====== Data
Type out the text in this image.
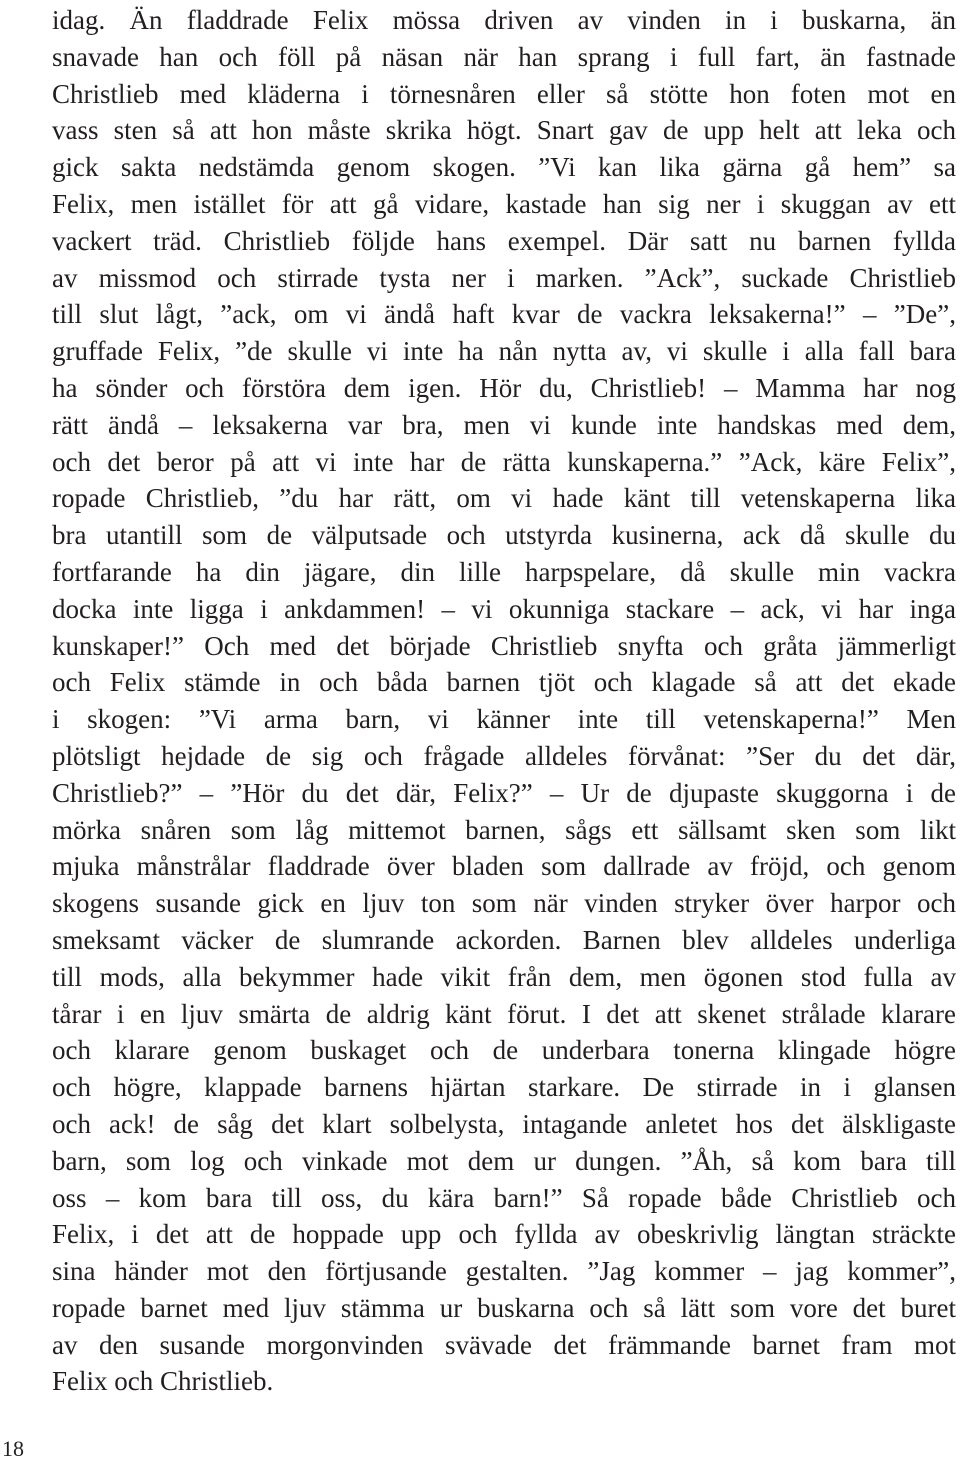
idag. Än fladdrade Felix mössa driven av vinden in i buskarna, än
snavade han och föll på näsan när han sprang i full fart, än fastnade
Christlieb med kläderna i törnesnåren eller så stötte hon foten mot en
vass sten så att hon måste skrika högt. Snart gav de upp helt att leka och
gick sakta nedstämda genom skogen. ”Vi kan lika gärna gå hem” sa
Felix, men istället för att gå vidare, kastade han sig ner i skuggan av ett
vackert träd. Christlieb följde hans exempel. Där satt nu barnen fyllda
av missmod och stirrade tysta ner i marken. ”Ack”, suckade Christlieb
till slut lågt, ”ack, om vi ändå haft kvar de vackra leksakerna!” – ”De”,
gruffade Felix, ”de skulle vi inte ha nån nytta av, vi skulle i alla fall bara
ha sönder och förstöra dem igen. Hör du, Christlieb! – Mamma har nog
rätt ändå – leksakerna var bra, men vi kunde inte handskas med dem,
och det beror på att vi inte har de rätta kunskaperna.” ”Ack, käre Felix”,
ropade Christlieb, ”du har rätt, om vi hade känt till vetenskaperna lika
bra utantill som de välputsade och utstyrda kusinerna, ack då skulle du
fortfarande ha din jägare, din lille harpspelare, då skulle min vackra
docka inte ligga i ankdammen! – vi okunniga stackare – ack, vi har inga
kunskaper!” Och med det började Christlieb snyfta och gråta jämmerligt
och Felix stämde in och båda barnen tjöt och klagade så att det ekade
i skogen: ”Vi arma barn, vi känner inte till vetenskaperna!” Men
plötsligt hejdade de sig och frågade alldeles förvånat: ”Ser du det där,
Christlieb?” – ”Hör du det där, Felix?” – Ur de djupaste skuggorna i de
mörka snåren som låg mittemot barnen, sågs ett sällsamt sken som likt
mjuka månstrålar fladdrade över bladen som dallrade av fröjd, och genom
skogens susande gick en ljuv ton som när vinden stryker över harpor och
smeksamt väcker de slumrande ackorden. Barnen blev alldeles underliga
till mods, alla bekymmer hade vikit från dem, men ögonen stod fulla av
tårar i en ljuv smärta de aldrig känt förut. I det att skenet strålade klarare
och klarare genom buskaget och de underbara tonerna klingade högre
och högre, klappade barnens hjärtan starkare. De stirrade in i glansen
och ack! de såg det klart solbelysta, intagande anletet hos det älskligaste
barn, som log och vinkade mot dem ur dungen. ”Åh, så kom bara till
oss – kom bara till oss, du kära barn!” Så ropade både Christlieb och
Felix, i det att de hoppade upp och fyllda av obeskrivlig längtan sträckte
sina händer mot den förtjusande gestalten. ”Jag kommer – jag kommer”,
ropade barnet med ljuv stämma ur buskarna och så lätt som vore det buret
av den susande morgonvinden svävade det främmande barnet fram mot
Felix och Christlieb.
18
============
▶ [The task] All of the entries above must be reproduced exactly, and no image may be included.

▶ [Result of this exercise]
Type out the text in this image.
idag. Än fladdrade Felix mössa driven av vinden in i buskarna, än
snavade han och föll på näsan när han sprang i full fart, än fastnade
Christlieb med kläderna i törnesnåren eller så stötte hon foten mot en
vass sten så att hon måste skrika högt. Snart gav de upp helt att leka och
gick sakta nedstämda genom skogen. ”Vi kan lika gärna gå hem” sa
Felix, men istället för att gå vidare, kastade han sig ner i skuggan av ett
vackert träd. Christlieb följde hans exempel. Där satt nu barnen fyllda
av missmod och stirrade tysta ner i marken. ”Ack”, suckade Christlieb
till slut lågt, ”ack, om vi ändå haft kvar de vackra leksakerna!” – ”De”,
gruffade Felix, ”de skulle vi inte ha nån nytta av, vi skulle i alla fall bara
ha sönder och förstöra dem igen. Hör du, Christlieb! – Mamma har nog
rätt ändå – leksakerna var bra, men vi kunde inte handskas med dem,
och det beror på att vi inte har de rätta kunskaperna.” ”Ack, käre Felix”,
ropade Christlieb, ”du har rätt, om vi hade känt till vetenskaperna lika
bra utantill som de välputsade och utstyrda kusinerna, ack då skulle du
fortfarande ha din jägare, din lille harpspelare, då skulle min vackra
docka inte ligga i ankdammen! – vi okunniga stackare – ack, vi har inga
kunskaper!” Och med det började Christlieb snyfta och gråta jämmerligt
och Felix stämde in och båda barnen tjöt och klagade så att det ekade
i skogen: ”Vi arma barn, vi känner inte till vetenskaperna!” Men
plötsligt hejdade de sig och frågade alldeles förvånat: ”Ser du det där,
Christlieb?” – ”Hör du det där, Felix?” – Ur de djupaste skuggorna i de
mörka snåren som låg mittemot barnen, sågs ett sällsamt sken som likt
mjuka månstrålar fladdrade över bladen som dallrade av fröjd, och genom
skogens susande gick en ljuv ton som när vinden stryker över harpor och
smeksamt väcker de slumrande ackorden. Barnen blev alldeles underliga
till mods, alla bekymmer hade vikit från dem, men ögonen stod fulla av
tårar i en ljuv smärta de aldrig känt förut. I det att skenet strålade klarare
och klarare genom buskaget och de underbara tonerna klingade högre
och högre, klappade barnens hjärtan starkare. De stirrade in i glansen
och ack! de såg det klart solbelysta, intagande anletet hos det älskligaste
barn, som log och vinkade mot dem ur dungen. ”Åh, så kom bara till
oss – kom bara till oss, du kära barn!” Så ropade både Christlieb och
Felix, i det att de hoppade upp och fyllda av obeskrivlig längtan sträckte
sina händer mot den förtjusande gestalten. ”Jag kommer – jag kommer”,
ropade barnet med ljuv stämma ur buskarna och så lätt som vore det buret
av den susande morgonvinden svävade det främmande barnet fram mot
Felix och Christlieb.
18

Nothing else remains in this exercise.